### [Required work]
Repeat exactly each line of the data provided below.

[Entries taken from a collection]
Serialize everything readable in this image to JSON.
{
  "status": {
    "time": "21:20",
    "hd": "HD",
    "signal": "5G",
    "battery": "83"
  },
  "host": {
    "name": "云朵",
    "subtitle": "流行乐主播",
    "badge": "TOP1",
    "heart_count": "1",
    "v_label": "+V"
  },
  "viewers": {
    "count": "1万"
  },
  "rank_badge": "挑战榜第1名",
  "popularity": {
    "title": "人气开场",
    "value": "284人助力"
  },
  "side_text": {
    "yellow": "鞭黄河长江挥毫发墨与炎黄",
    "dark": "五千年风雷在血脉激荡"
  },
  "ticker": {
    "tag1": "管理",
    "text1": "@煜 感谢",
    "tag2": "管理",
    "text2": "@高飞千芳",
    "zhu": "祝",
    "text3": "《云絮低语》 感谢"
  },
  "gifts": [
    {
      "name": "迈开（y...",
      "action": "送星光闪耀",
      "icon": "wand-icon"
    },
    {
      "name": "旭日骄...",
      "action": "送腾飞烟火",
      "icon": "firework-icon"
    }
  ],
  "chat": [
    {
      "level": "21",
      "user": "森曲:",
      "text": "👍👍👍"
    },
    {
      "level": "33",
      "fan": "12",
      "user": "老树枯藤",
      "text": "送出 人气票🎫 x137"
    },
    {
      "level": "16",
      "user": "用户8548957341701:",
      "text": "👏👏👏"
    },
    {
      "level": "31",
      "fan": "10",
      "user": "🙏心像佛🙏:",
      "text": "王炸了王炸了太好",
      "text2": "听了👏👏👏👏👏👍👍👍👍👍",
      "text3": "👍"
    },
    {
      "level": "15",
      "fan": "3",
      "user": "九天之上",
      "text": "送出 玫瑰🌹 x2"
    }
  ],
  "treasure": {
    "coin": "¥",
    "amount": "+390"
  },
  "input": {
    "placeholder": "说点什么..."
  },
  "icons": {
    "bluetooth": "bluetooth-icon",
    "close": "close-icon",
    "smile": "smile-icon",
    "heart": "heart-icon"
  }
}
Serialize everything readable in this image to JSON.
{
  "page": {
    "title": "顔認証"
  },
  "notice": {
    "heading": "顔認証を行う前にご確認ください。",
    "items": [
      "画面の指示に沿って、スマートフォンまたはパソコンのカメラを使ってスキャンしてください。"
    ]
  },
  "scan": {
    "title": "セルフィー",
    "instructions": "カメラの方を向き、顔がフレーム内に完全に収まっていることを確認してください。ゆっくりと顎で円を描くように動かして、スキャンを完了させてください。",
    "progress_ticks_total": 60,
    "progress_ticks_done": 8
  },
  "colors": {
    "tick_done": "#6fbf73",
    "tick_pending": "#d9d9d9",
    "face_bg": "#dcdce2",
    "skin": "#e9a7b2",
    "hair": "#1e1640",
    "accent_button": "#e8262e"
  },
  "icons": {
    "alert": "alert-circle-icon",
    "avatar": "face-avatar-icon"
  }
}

### [Written solution]
Serialize everything readable in this image to JSON.
{
  "status": {
    "time": "21:20",
    "hd": "HD",
    "signal": "5G",
    "battery": "83"
  },
  "host": {
    "name": "云朵",
    "subtitle": "流行乐主播",
    "badge": "TOP1",
    "heart_count": "1",
    "v_label": "+V"
  },
  "viewers": {
    "count": "1万"
  },
  "rank_badge": "挑战榜第1名",
  "popularity": {
    "title": "人气开场",
    "value": "284人助力"
  },
  "side_text": {
    "yellow": "鞭黄河长江挥毫发墨与炎黄",
    "dark": "五千年风雷在血脉激荡"
  },
  "ticker": {
    "tag1": "管理",
    "text1": "@煜 感谢",
    "tag2": "管理",
    "text2": "@高飞千芳",
    "zhu": "祝",
    "text3": "《云絮低语》 感谢"
  },
  "gifts": [
    {
      "name": "迈开（y...",
      "action": "送星光闪耀",
      "icon": "wand-icon"
    },
    {
      "name": "旭日骄...",
      "action": "送腾飞烟火",
      "icon": "firework-icon"
    }
  ],
  "chat": [
    {
      "level": "21",
      "user": "森曲:",
      "text": "👍👍👍"
    },
    {
      "level": "33",
      "fan": "12",
      "user": "老树枯藤",
      "text": "送出 人气票🎫 x137"
    },
    {
      "level": "16",
      "user": "用户8548957341701:",
      "text": "👏👏👏"
    },
    {
      "level": "31",
      "fan": "10",
      "user": "🙏心像佛🙏:",
      "text": "王炸了王炸了太好",
      "text2": "听了👏👏👏👏👏👍👍👍👍👍",
      "text3": "👍"
    },
    {
      "level": "15",
      "fan": "3",
      "user": "九天之上",
      "text": "送出 玫瑰🌹 x2"
    }
  ],
  "treasure": {
    "coin": "¥",
    "amount": "+390"
  },
  "input": {
    "placeholder": "说点什么..."
  },
  "icons": {
    "bluetooth": "bluetooth-icon",
    "close": "close-icon",
    "smile": "smile-icon",
    "heart": "heart-icon"
  }
}
Serialize everything readable in this image to JSON.
{
  "page": {
    "title": "顔認証"
  },
  "notice": {
    "heading": "顔認証を行う前にご確認ください。",
    "items": [
      "画面の指示に沿って、スマートフォンまたはパソコンのカメラを使ってスキャンしてください。"
    ]
  },
  "scan": {
    "title": "セルフィー",
    "instructions": "カメラの方を向き、顔がフレーム内に完全に収まっていることを確認してください。ゆっくりと顎で円を描くように動かして、スキャンを完了させてください。",
    "progress_ticks_total": 60,
    "progress_ticks_done": 8
  },
  "colors": {
    "tick_done": "#6fbf73",
    "tick_pending": "#d9d9d9",
    "face_bg": "#dcdce2",
    "skin": "#e9a7b2",
    "hair": "#1e1640",
    "accent_button": "#e8262e"
  },
  "icons": {
    "alert": "alert-circle-icon",
    "avatar": "face-avatar-icon"
  }
}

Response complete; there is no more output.